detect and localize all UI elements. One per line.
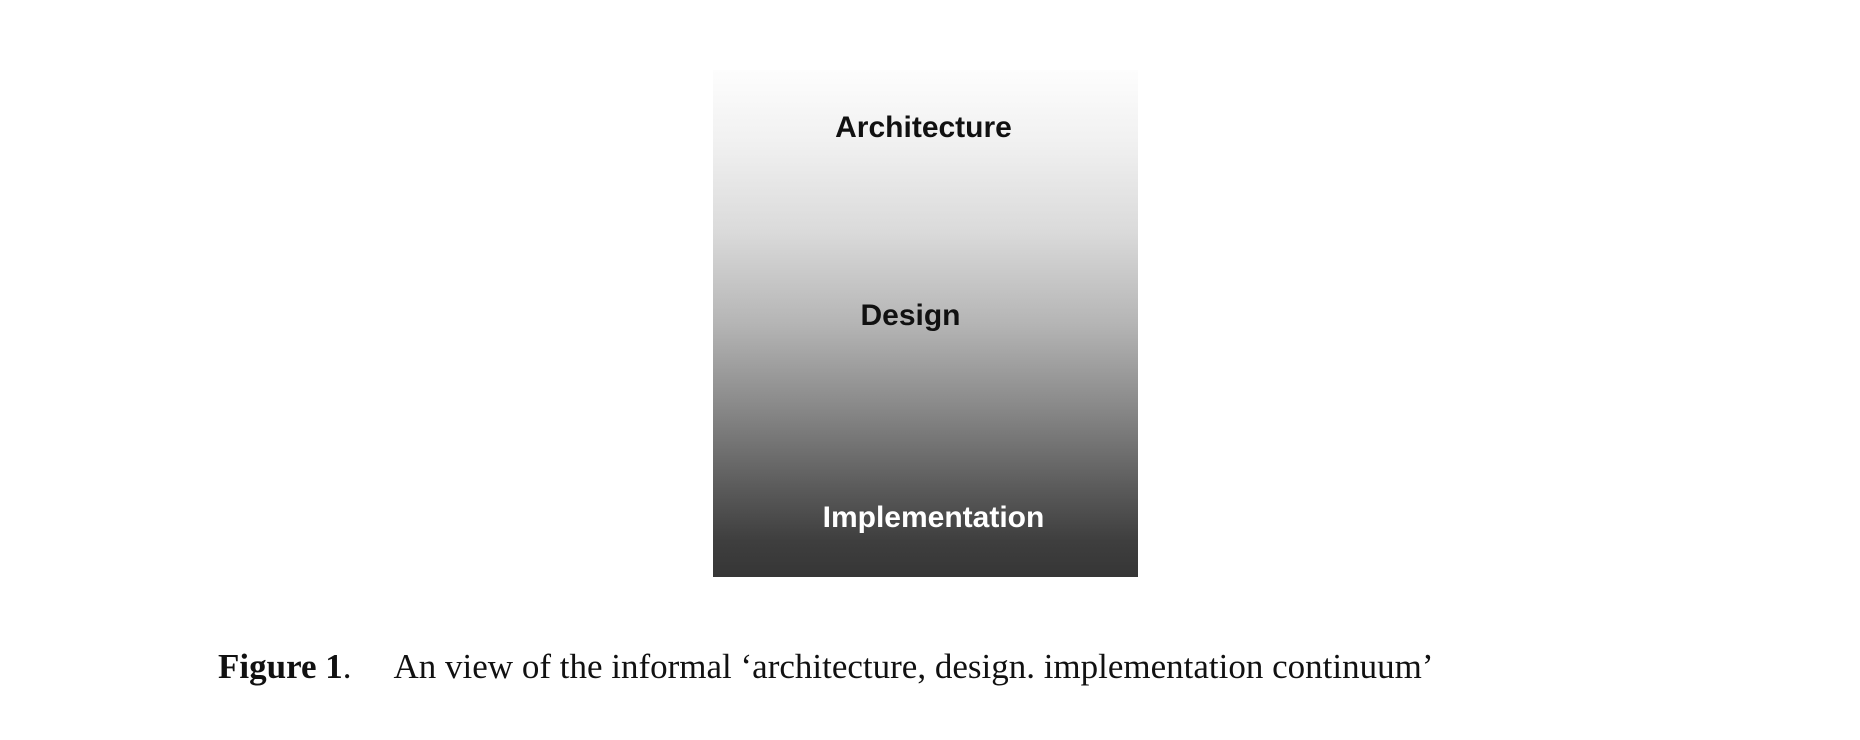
- figure-caption: Figure 1. An view of the informal ‘archit…: [218, 645, 1433, 689]
- figure-caption-label: Figure 1: [218, 647, 343, 686]
- figure-caption-separator: .: [342, 647, 352, 686]
- architecture-label: Architecture: [835, 111, 1012, 144]
- design-label: Design: [860, 299, 961, 332]
- figure-caption-text: An view of the informal ‘architecture, d…: [393, 647, 1434, 686]
- figure: Architecture Design Implementation Figur…: [0, 0, 1860, 740]
- continuum-gradient-box: Architecture Design Implementation: [713, 70, 1138, 577]
- implementation-label: Implementation: [822, 501, 1045, 534]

———

Copy out the records word for word, leaving out the pictures.

**Full solution**
detect and localize all UI elements. One per line.
- figure-caption: Figure 1. An view of the informal ‘archit…: [218, 645, 1433, 689]
- figure-caption-label: Figure 1: [218, 647, 343, 686]
- figure-caption-separator: .: [342, 647, 352, 686]
- architecture-label: Architecture: [835, 111, 1012, 144]
- design-label: Design: [860, 299, 961, 332]
- figure-caption-text: An view of the informal ‘architecture, d…: [393, 647, 1434, 686]
- figure: Architecture Design Implementation Figur…: [0, 0, 1860, 740]
- continuum-gradient-box: Architecture Design Implementation: [713, 70, 1138, 577]
- implementation-label: Implementation: [822, 501, 1045, 534]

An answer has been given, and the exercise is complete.